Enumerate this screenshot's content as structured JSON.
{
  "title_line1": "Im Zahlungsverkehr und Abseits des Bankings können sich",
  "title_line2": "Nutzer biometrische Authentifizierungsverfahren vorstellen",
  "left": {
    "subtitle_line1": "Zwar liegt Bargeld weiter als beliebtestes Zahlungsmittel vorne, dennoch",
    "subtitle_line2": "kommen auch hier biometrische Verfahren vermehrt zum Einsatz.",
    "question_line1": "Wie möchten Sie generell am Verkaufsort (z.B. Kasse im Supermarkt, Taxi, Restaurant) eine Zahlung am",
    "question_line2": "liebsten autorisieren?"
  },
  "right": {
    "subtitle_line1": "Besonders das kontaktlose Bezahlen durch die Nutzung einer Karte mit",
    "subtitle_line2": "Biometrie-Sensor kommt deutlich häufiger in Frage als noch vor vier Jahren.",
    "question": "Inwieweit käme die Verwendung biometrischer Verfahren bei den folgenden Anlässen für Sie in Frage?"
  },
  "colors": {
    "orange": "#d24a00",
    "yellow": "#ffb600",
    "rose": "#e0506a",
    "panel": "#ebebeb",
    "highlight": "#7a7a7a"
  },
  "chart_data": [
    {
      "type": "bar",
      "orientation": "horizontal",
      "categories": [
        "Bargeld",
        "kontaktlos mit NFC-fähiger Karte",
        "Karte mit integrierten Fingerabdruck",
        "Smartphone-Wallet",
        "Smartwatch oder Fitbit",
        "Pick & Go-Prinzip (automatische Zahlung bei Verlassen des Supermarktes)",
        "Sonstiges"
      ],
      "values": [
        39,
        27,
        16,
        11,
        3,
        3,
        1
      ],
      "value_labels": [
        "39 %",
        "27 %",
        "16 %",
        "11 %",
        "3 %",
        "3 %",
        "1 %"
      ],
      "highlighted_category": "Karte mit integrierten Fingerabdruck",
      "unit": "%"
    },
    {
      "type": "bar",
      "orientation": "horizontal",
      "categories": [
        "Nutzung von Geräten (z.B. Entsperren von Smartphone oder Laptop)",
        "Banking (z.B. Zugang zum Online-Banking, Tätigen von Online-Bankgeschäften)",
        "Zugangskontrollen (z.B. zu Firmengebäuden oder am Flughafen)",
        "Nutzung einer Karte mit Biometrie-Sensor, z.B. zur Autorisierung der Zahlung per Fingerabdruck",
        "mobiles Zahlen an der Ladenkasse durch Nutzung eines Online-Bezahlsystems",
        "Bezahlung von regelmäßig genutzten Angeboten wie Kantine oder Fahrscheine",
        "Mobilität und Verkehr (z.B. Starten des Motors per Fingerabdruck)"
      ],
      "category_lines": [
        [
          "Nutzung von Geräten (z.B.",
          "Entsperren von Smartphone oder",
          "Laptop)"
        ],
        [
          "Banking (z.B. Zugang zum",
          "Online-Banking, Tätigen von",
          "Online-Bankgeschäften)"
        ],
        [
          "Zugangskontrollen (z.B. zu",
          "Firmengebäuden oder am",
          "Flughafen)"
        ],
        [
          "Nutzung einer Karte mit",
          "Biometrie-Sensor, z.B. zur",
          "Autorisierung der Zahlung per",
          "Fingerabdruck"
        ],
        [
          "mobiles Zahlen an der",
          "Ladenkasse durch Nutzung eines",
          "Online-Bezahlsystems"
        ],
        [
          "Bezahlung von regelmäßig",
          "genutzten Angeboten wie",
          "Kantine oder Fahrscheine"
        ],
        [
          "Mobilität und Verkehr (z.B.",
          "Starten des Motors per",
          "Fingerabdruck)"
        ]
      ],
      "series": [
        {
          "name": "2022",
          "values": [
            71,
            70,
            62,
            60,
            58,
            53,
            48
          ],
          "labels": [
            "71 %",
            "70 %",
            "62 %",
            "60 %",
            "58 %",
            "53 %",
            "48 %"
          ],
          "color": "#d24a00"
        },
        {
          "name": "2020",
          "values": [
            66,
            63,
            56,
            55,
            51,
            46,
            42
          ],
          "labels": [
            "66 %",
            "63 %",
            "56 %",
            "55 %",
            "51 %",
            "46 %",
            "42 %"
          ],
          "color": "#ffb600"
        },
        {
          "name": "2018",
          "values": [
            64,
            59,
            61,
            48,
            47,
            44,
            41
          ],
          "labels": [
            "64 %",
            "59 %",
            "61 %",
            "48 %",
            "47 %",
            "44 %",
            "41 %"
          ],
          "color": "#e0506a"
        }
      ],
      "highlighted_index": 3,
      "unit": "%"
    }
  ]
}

+--

* _Directions for this task_:
Extract all of the data shown above without alteration.

* _The solution_:
Enumerate this screenshot's content as structured JSON.
{
  "title_line1": "Im Zahlungsverkehr und Abseits des Bankings können sich",
  "title_line2": "Nutzer biometrische Authentifizierungsverfahren vorstellen",
  "left": {
    "subtitle_line1": "Zwar liegt Bargeld weiter als beliebtestes Zahlungsmittel vorne, dennoch",
    "subtitle_line2": "kommen auch hier biometrische Verfahren vermehrt zum Einsatz.",
    "question_line1": "Wie möchten Sie generell am Verkaufsort (z.B. Kasse im Supermarkt, Taxi, Restaurant) eine Zahlung am",
    "question_line2": "liebsten autorisieren?"
  },
  "right": {
    "subtitle_line1": "Besonders das kontaktlose Bezahlen durch die Nutzung einer Karte mit",
    "subtitle_line2": "Biometrie-Sensor kommt deutlich häufiger in Frage als noch vor vier Jahren.",
    "question": "Inwieweit käme die Verwendung biometrischer Verfahren bei den folgenden Anlässen für Sie in Frage?"
  },
  "colors": {
    "orange": "#d24a00",
    "yellow": "#ffb600",
    "rose": "#e0506a",
    "panel": "#ebebeb",
    "highlight": "#7a7a7a"
  },
  "chart_data": [
    {
      "type": "bar",
      "orientation": "horizontal",
      "categories": [
        "Bargeld",
        "kontaktlos mit NFC-fähiger Karte",
        "Karte mit integrierten Fingerabdruck",
        "Smartphone-Wallet",
        "Smartwatch oder Fitbit",
        "Pick & Go-Prinzip (automatische Zahlung bei Verlassen des Supermarktes)",
        "Sonstiges"
      ],
      "values": [
        39,
        27,
        16,
        11,
        3,
        3,
        1
      ],
      "value_labels": [
        "39 %",
        "27 %",
        "16 %",
        "11 %",
        "3 %",
        "3 %",
        "1 %"
      ],
      "highlighted_category": "Karte mit integrierten Fingerabdruck",
      "unit": "%"
    },
    {
      "type": "bar",
      "orientation": "horizontal",
      "categories": [
        "Nutzung von Geräten (z.B. Entsperren von Smartphone oder Laptop)",
        "Banking (z.B. Zugang zum Online-Banking, Tätigen von Online-Bankgeschäften)",
        "Zugangskontrollen (z.B. zu Firmengebäuden oder am Flughafen)",
        "Nutzung einer Karte mit Biometrie-Sensor, z.B. zur Autorisierung der Zahlung per Fingerabdruck",
        "mobiles Zahlen an der Ladenkasse durch Nutzung eines Online-Bezahlsystems",
        "Bezahlung von regelmäßig genutzten Angeboten wie Kantine oder Fahrscheine",
        "Mobilität und Verkehr (z.B. Starten des Motors per Fingerabdruck)"
      ],
      "category_lines": [
        [
          "Nutzung von Geräten (z.B.",
          "Entsperren von Smartphone oder",
          "Laptop)"
        ],
        [
          "Banking (z.B. Zugang zum",
          "Online-Banking, Tätigen von",
          "Online-Bankgeschäften)"
        ],
        [
          "Zugangskontrollen (z.B. zu",
          "Firmengebäuden oder am",
          "Flughafen)"
        ],
        [
          "Nutzung einer Karte mit",
          "Biometrie-Sensor, z.B. zur",
          "Autorisierung der Zahlung per",
          "Fingerabdruck"
        ],
        [
          "mobiles Zahlen an der",
          "Ladenkasse durch Nutzung eines",
          "Online-Bezahlsystems"
        ],
        [
          "Bezahlung von regelmäßig",
          "genutzten Angeboten wie",
          "Kantine oder Fahrscheine"
        ],
        [
          "Mobilität und Verkehr (z.B.",
          "Starten des Motors per",
          "Fingerabdruck)"
        ]
      ],
      "series": [
        {
          "name": "2022",
          "values": [
            71,
            70,
            62,
            60,
            58,
            53,
            48
          ],
          "labels": [
            "71 %",
            "70 %",
            "62 %",
            "60 %",
            "58 %",
            "53 %",
            "48 %"
          ],
          "color": "#d24a00"
        },
        {
          "name": "2020",
          "values": [
            66,
            63,
            56,
            55,
            51,
            46,
            42
          ],
          "labels": [
            "66 %",
            "63 %",
            "56 %",
            "55 %",
            "51 %",
            "46 %",
            "42 %"
          ],
          "color": "#ffb600"
        },
        {
          "name": "2018",
          "values": [
            64,
            59,
            61,
            48,
            47,
            44,
            41
          ],
          "labels": [
            "64 %",
            "59 %",
            "61 %",
            "48 %",
            "47 %",
            "44 %",
            "41 %"
          ],
          "color": "#e0506a"
        }
      ],
      "highlighted_index": 3,
      "unit": "%"
    }
  ]
}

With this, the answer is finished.